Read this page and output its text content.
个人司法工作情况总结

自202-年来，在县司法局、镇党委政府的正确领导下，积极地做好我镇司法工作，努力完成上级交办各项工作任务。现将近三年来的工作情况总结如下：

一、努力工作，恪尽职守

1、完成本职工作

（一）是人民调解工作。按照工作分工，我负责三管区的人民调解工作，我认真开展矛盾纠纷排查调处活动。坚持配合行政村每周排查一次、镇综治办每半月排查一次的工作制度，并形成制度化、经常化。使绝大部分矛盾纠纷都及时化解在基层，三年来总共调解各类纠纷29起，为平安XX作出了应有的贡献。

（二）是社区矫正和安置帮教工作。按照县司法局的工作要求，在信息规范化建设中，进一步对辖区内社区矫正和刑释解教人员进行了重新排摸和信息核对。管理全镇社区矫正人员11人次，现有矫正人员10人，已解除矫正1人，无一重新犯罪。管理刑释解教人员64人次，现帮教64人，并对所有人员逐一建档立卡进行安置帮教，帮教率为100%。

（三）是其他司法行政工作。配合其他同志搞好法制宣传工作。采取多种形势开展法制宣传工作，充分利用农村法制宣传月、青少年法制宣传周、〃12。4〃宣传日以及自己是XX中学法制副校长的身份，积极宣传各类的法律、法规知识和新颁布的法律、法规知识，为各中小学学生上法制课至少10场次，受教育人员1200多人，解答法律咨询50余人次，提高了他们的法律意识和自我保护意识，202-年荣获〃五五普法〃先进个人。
──────────────────────────────
(PROBLEM TO WORK ON)
Your task is to repeat every line exactly.

(TASK RESULT)
Read this page and output its text content.
个人司法工作情况总结

自202-年来，在县司法局、镇党委政府的正确领导下，积极地做好我镇司法工作，努力完成上级交办各项工作任务。现将近三年来的工作情况总结如下：

一、努力工作，恪尽职守

1、完成本职工作

（一）是人民调解工作。按照工作分工，我负责三管区的人民调解工作，我认真开展矛盾纠纷排查调处活动。坚持配合行政村每周排查一次、镇综治办每半月排查一次的工作制度，并形成制度化、经常化。使绝大部分矛盾纠纷都及时化解在基层，三年来总共调解各类纠纷29起，为平安XX作出了应有的贡献。

（二）是社区矫正和安置帮教工作。按照县司法局的工作要求，在信息规范化建设中，进一步对辖区内社区矫正和刑释解教人员进行了重新排摸和信息核对。管理全镇社区矫正人员11人次，现有矫正人员10人，已解除矫正1人，无一重新犯罪。管理刑释解教人员64人次，现帮教64人，并对所有人员逐一建档立卡进行安置帮教，帮教率为100%。

（三）是其他司法行政工作。配合其他同志搞好法制宣传工作。采取多种形势开展法制宣传工作，充分利用农村法制宣传月、青少年法制宣传周、〃12。4〃宣传日以及自己是XX中学法制副校长的身份，积极宣传各类的法律、法规知识和新颁布的法律、法规知识，为各中小学学生上法制课至少10场次，受教育人员1200多人，解答法律咨询50余人次，提高了他们的法律意识和自我保护意识，202-年荣获〃五五普法〃先进个人。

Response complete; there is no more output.